_What you need to do_: Beneath this task is a listing; retype all of it exactly.

_Supplied records_:
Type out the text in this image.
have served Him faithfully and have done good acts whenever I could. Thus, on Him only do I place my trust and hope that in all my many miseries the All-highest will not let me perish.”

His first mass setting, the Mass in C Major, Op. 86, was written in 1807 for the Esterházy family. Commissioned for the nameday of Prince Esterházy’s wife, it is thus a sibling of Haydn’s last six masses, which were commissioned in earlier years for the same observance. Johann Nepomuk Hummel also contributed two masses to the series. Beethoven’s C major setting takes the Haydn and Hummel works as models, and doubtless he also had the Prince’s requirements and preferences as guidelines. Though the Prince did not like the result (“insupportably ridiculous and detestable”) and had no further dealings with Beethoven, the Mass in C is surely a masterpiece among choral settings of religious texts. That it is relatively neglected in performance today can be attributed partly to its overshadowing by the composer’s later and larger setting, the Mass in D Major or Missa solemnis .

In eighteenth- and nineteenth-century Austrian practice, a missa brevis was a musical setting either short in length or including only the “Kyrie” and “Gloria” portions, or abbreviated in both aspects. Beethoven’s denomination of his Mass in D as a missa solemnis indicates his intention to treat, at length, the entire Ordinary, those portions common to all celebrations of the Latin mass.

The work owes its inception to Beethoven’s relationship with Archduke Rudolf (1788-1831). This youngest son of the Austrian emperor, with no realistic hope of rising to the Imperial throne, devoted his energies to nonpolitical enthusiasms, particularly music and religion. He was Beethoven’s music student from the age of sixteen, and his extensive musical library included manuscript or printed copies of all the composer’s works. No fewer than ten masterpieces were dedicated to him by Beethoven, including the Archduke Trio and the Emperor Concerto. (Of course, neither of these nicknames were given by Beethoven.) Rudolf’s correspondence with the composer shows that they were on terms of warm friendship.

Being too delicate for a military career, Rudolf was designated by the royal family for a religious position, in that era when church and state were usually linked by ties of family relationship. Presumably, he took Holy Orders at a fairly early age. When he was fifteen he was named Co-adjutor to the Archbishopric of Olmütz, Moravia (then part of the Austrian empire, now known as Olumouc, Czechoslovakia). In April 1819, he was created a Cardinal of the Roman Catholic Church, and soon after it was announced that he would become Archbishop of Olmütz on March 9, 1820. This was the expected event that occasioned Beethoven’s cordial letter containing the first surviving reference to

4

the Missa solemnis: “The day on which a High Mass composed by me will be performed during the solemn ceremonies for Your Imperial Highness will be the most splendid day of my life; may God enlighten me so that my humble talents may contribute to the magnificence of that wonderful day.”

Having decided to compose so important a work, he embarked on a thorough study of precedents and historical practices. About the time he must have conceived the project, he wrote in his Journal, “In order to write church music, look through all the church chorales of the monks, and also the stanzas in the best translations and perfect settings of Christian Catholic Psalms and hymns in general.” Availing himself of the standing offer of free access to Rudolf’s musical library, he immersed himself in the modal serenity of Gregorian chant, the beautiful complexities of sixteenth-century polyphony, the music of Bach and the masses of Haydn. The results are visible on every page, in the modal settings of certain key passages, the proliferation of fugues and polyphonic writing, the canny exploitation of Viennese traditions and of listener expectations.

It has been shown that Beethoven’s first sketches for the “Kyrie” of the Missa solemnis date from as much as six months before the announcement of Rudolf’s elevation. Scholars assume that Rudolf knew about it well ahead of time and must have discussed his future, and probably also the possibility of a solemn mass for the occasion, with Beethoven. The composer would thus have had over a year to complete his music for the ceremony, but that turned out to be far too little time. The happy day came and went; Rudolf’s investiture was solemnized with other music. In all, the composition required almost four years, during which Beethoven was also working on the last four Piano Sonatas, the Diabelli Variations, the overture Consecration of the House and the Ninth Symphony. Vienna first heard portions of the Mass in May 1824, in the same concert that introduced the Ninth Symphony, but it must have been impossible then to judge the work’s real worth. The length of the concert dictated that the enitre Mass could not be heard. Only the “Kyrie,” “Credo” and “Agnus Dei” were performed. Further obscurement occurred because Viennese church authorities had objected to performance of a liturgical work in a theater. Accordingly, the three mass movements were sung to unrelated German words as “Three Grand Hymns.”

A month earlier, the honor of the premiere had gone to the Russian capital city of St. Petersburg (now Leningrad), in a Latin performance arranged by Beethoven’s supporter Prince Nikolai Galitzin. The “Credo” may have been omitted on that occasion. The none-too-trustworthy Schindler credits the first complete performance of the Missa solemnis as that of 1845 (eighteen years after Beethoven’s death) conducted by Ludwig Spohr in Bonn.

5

_Answer to the task_:
Type out the text in this image.
have served Him faithfully and have done good acts whenever I could. Thus, on Him only do I place my trust and hope that in all my many miseries the All-highest will not let me perish.”

His first mass setting, the Mass in C Major, Op. 86, was written in 1807 for the Esterházy family. Commissioned for the nameday of Prince Esterházy’s wife, it is thus a sibling of Haydn’s last six masses, which were commissioned in earlier years for the same observance. Johann Nepomuk Hummel also contributed two masses to the series. Beethoven’s C major setting takes the Haydn and Hummel works as models, and doubtless he also had the Prince’s requirements and preferences as guidelines. Though the Prince did not like the result (“insupportably ridiculous and detestable”) and had no further dealings with Beethoven, the Mass in C is surely a masterpiece among choral settings of religious texts. That it is relatively neglected in performance today can be attributed partly to its overshadowing by the composer’s later and larger setting, the Mass in D Major or Missa solemnis .

In eighteenth- and nineteenth-century Austrian practice, a missa brevis was a musical setting either short in length or including only the “Kyrie” and “Gloria” portions, or abbreviated in both aspects. Beethoven’s denomination of his Mass in D as a missa solemnis indicates his intention to treat, at length, the entire Ordinary, those portions common to all celebrations of the Latin mass.

The work owes its inception to Beethoven’s relationship with Archduke Rudolf (1788-1831). This youngest son of the Austrian emperor, with no realistic hope of rising to the Imperial throne, devoted his energies to nonpolitical enthusiasms, particularly music and religion. He was Beethoven’s music student from the age of sixteen, and his extensive musical library included manuscript or printed copies of all the composer’s works. No fewer than ten masterpieces were dedicated to him by Beethoven, including the Archduke Trio and the Emperor Concerto. (Of course, neither of these nicknames were given by Beethoven.) Rudolf’s correspondence with the composer shows that they were on terms of warm friendship.

Being too delicate for a military career, Rudolf was designated by the royal family for a religious position, in that era when church and state were usually linked by ties of family relationship. Presumably, he took Holy Orders at a fairly early age. When he was fifteen he was named Co-adjutor to the Archbishopric of Olmütz, Moravia (then part of the Austrian empire, now known as Olumouc, Czechoslovakia). In April 1819, he was created a Cardinal of the Roman Catholic Church, and soon after it was announced that he would become Archbishop of Olmütz on March 9, 1820. This was the expected event that occasioned Beethoven’s cordial letter containing the first surviving reference to

4

the Missa solemnis: “The day on which a High Mass composed by me will be performed during the solemn ceremonies for Your Imperial Highness will be the most splendid day of my life; may God enlighten me so that my humble talents may contribute to the magnificence of that wonderful day.”

Having decided to compose so important a work, he embarked on a thorough study of precedents and historical practices. About the time he must have conceived the project, he wrote in his Journal, “In order to write church music, look through all the church chorales of the monks, and also the stanzas in the best translations and perfect settings of Christian Catholic Psalms and hymns in general.” Availing himself of the standing offer of free access to Rudolf’s musical library, he immersed himself in the modal serenity of Gregorian chant, the beautiful complexities of sixteenth-century polyphony, the music of Bach and the masses of Haydn. The results are visible on every page, in the modal settings of certain key passages, the proliferation of fugues and polyphonic writing, the canny exploitation of Viennese traditions and of listener expectations.

It has been shown that Beethoven’s first sketches for the “Kyrie” of the Missa solemnis date from as much as six months before the announcement of Rudolf’s elevation. Scholars assume that Rudolf knew about it well ahead of time and must have discussed his future, and probably also the possibility of a solemn mass for the occasion, with Beethoven. The composer would thus have had over a year to complete his music for the ceremony, but that turned out to be far too little time. The happy day came and went; Rudolf’s investiture was solemnized with other music. In all, the composition required almost four years, during which Beethoven was also working on the last four Piano Sonatas, the Diabelli Variations, the overture Consecration of the House and the Ninth Symphony. Vienna first heard portions of the Mass in May 1824, in the same concert that introduced the Ninth Symphony, but it must have been impossible then to judge the work’s real worth. The length of the concert dictated that the enitre Mass could not be heard. Only the “Kyrie,” “Credo” and “Agnus Dei” were performed. Further obscurement occurred because Viennese church authorities had objected to performance of a liturgical work in a theater. Accordingly, the three mass movements were sung to unrelated German words as “Three Grand Hymns.”

A month earlier, the honor of the premiere had gone to the Russian capital city of St. Petersburg (now Leningrad), in a Latin performance arranged by Beethoven’s supporter Prince Nikolai Galitzin. The “Credo” may have been omitted on that occasion. The none-too-trustworthy Schindler credits the first complete performance of the Missa solemnis as that of 1845 (eighteen years after Beethoven’s death) conducted by Ludwig Spohr in Bonn.

5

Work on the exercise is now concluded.